- _学習用本文_:
.....

申請期限は、産休開始の翌日から2年以内に申請する必要があります。
出産育児一時金
出産育児一時金とは、出産時に病院でかかった費用を助成してくれる制度です。
支給条件
出産育児一時金の支給条件は、妊娠4ヵ月(娠日数85日)以上で出産する健康保険加入者、または配偶者の健康保険の被扶養者になります。
支給額
出産育児一時金の支給額は、赤ちゃん1人につき42万円です。
産科医療補償制度に加入していない医療機関で出産した場合の支給額は40万4000円です。
また、出産にかかった医療費が42万円未満の場合は差額も受け取れます。
手続き
出産育児一時金の手続きは、出産後に「健康保険出産育児一時金支給申請書」を提出します。提出期限は出産日の翌日から2年以内です。
また、「直接支払制度」を利用すれば、出産退院時に医療費の差額分を支払うだけで済みます。
もし、出産退院時の医療費が42万円未満だった場合は、申請で指定した口座に出産育児一時金の差額が振り込まれます。
出産育児一時金の差額を「支給決定通知書」が届く前に申請したい場合は、「健康保険出産育児一時金内払金支払依頼書」を提出が必要になります。
育児休業給付金
育児休業給付金とは、育休中のパパ・ママを支援してくれる制度です。
育休は給与の約7割を受け取ることができる制度になっています。
また、社会保険料の免除も受けることができます。
支給条件
- 雇用保険に加入している
- 育児休業開始日前の2年間に、11日以上働いた月が12ヵ月以上ある
支給額
育児休業給付金の1ヵ月の支給額は「休業開始時賃金日額×支給日数(通常30日)の67%」になります。そして、育休開始から6か月後は「休業開始時賃金日額×支給日数の50%」です。
手続き
育児休業給付金の手続きは、ハローワークへ2か月に1度の申請が必要です。多くの場合は、会社を通して申請になると思います。
育児休業給付金の注意点
育児休業給付金が支給されるのは育休を取ってから約2ヵ月後です。とくに女性の場合は、育休が取れるのは産後休業後(出産翌日から8週間後)からになりますので、育児休業給付金が支給されるのは出産から約4か月後になります。
傷病手当金
傷病手当金とは、勤務以外での病気やケガで仕事ができなくなり、給与を受け取れない場合に最大1年6ヵ月までの手当金が受け取れる制度です。

.....

- _課題の指示_: 出産・育児の給付制度を説明する本文について、最後の文に続く内容を書くこと。 このあとに続く資料は、ここでの作業には使わない。

.....

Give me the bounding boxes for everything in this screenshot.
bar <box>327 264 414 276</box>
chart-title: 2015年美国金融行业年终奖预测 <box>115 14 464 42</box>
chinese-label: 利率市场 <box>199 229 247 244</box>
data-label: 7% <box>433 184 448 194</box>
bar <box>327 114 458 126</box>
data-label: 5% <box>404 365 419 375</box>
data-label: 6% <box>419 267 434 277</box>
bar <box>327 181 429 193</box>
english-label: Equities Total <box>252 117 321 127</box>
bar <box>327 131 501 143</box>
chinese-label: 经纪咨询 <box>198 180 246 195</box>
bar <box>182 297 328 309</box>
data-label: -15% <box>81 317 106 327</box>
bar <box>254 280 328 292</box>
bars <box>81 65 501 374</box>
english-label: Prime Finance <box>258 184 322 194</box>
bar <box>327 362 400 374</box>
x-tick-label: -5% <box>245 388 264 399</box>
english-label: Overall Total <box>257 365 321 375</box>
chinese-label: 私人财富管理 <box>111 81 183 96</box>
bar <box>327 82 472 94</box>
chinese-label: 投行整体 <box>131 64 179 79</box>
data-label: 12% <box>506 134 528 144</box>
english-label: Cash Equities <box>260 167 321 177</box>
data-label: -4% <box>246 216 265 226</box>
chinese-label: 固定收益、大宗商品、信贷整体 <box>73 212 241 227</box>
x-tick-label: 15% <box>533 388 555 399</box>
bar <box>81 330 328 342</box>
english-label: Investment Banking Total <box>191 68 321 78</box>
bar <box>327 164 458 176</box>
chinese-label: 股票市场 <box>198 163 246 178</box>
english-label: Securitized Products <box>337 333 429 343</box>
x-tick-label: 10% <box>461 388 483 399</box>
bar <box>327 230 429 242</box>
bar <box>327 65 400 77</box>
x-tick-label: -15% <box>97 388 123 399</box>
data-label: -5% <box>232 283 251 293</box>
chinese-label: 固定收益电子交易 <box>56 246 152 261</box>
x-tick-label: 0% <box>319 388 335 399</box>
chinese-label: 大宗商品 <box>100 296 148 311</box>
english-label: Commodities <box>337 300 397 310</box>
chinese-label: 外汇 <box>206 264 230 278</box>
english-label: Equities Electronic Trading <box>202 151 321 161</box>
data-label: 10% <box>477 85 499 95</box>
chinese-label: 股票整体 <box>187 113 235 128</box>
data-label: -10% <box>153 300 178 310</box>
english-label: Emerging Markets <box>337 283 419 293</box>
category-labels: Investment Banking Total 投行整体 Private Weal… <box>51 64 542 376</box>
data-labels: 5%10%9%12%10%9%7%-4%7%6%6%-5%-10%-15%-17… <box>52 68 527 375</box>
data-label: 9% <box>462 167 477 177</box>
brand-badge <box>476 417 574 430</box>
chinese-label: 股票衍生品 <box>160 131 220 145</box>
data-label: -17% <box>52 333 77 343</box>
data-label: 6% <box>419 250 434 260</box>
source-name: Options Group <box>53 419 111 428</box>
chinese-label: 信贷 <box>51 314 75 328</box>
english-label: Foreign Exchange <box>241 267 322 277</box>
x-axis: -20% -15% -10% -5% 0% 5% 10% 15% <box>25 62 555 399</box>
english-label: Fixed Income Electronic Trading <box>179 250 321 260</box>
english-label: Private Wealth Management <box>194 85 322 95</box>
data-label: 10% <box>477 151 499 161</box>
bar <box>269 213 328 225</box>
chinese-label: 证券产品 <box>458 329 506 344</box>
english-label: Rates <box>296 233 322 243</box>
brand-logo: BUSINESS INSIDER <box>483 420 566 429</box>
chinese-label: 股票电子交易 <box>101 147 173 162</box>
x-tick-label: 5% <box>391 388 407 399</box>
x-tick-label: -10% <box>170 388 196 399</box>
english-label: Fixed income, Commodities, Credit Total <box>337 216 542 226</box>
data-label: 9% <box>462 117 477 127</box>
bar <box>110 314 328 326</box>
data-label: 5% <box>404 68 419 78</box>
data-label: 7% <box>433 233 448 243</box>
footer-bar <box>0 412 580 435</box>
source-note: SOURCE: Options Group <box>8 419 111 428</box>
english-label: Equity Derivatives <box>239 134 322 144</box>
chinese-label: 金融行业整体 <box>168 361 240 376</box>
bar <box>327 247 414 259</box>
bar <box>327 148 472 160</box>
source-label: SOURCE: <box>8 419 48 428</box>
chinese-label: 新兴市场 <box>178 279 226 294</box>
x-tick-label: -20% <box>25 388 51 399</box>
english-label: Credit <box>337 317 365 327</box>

.....

- _解答_:
産休前に妊娠中の体調不良で勤務できなかった場合や、切迫早産で絶対安静や入院になった場合に条件を満たしていれば傷病手当を受け取れます。
支給条件
傷病手当金の条件は、3日以上連続して仕事ができなく、医師の証明があれば申請することができます。
支給額
傷病手当金は、3日以上連続した休みの後の4日目以降から休んだ日数分、給与の3分の2が支給になります。
傷病手当金の計算方法(1日あたり)
支給開始日の以前12ヵ月間の各標準報酬月額を平均した額÷30日×3分の2
※標準報酬月額とは、基本給、その他手当金(ボーナス含む)の現金、現物支給される報酬です。
手続き
傷病手当金の手続きには、「傷病手当金支給申請書」を医師と事業主それぞれに記入してもらう必要があります。
申請期限は休んだ日ごとに2年以内になります。
出産手当と傷病手当が同時支給のときは?
傷病手当と出産手当金は同時に受け取ることはできません。
同時に受け取れる条件である場合は、出産手当金が優先して支給されます。
ただし、出産手当金より傷病手当金の金額が多い場合は、出産手当金は全額が支給され、差額分の傷病手当が支給されることになります。
未熟児養育医療給付制度
未熟児養育医療給付制度とは、医師が入院の必要を認めた赤ちゃんの医療費を負担してくれる制度です。
支給条件
- 出生時の体重が2000グラム以下の場合
- 医師が入院養育が必要と認めた場合
支給金額
入院や治療費が全額を助成してもらえます。
※自治体により異なります。
手続き
未熟児養育医療給付制度の手続きには、「養育医療給付申請書」「養育医療意見書」「世帯調査書」の書類の提出が必要になります。必要書類と申請期限は自治体により異なりますので、出生後すみやかに申請をしましょう。
児童手当金
児童手当金とは、中学生までの子どもを養育している方に手当金が支給される制度です。
支給条件
0歳から中学校卒業まで(15歳の誕生日後の最初の3月31日まで)の子どもを養育している方になります。
支給額
児童手当の額(一人あたり月額)
- 3歳未満 ・・・15,000円
- 3歳以上~小学校修了前・・・ 10,000円
※第3子以降は15,000円 - 中学生 ・・・10,000円
※自治体によって異なります
児童手当が支給されるのは、毎年6月(2,3,4,5月分)、10月(6,7,8,9月分)、2月(10,11,12,1月分)に前月分までの児童手当が支給されます。
手続き
児童手当金の手続きは、原則として出産翌日から15日以内に申請が必要です。
申請が遅れた月は児童手当を受けられなくなりますので、ご注意ください。
また、児童手当は毎年6月に現状届を提出しなければ、その年の6月以降の児童手当を受け取れなくなってしまいます。
乳幼児医療費助成 (子ども医療費助成)
乳幼児医療費助成(子ども医療費助成)とは、子どもの通院、入院時の自己負担額を助成してくれる制度です。
助成条件
0歳~中学3年生までの子どもになります。
助成金
乳幼児医療費助成は、医療費の自己負担額を無料~軽減化してもらます。
※自治体により異なります。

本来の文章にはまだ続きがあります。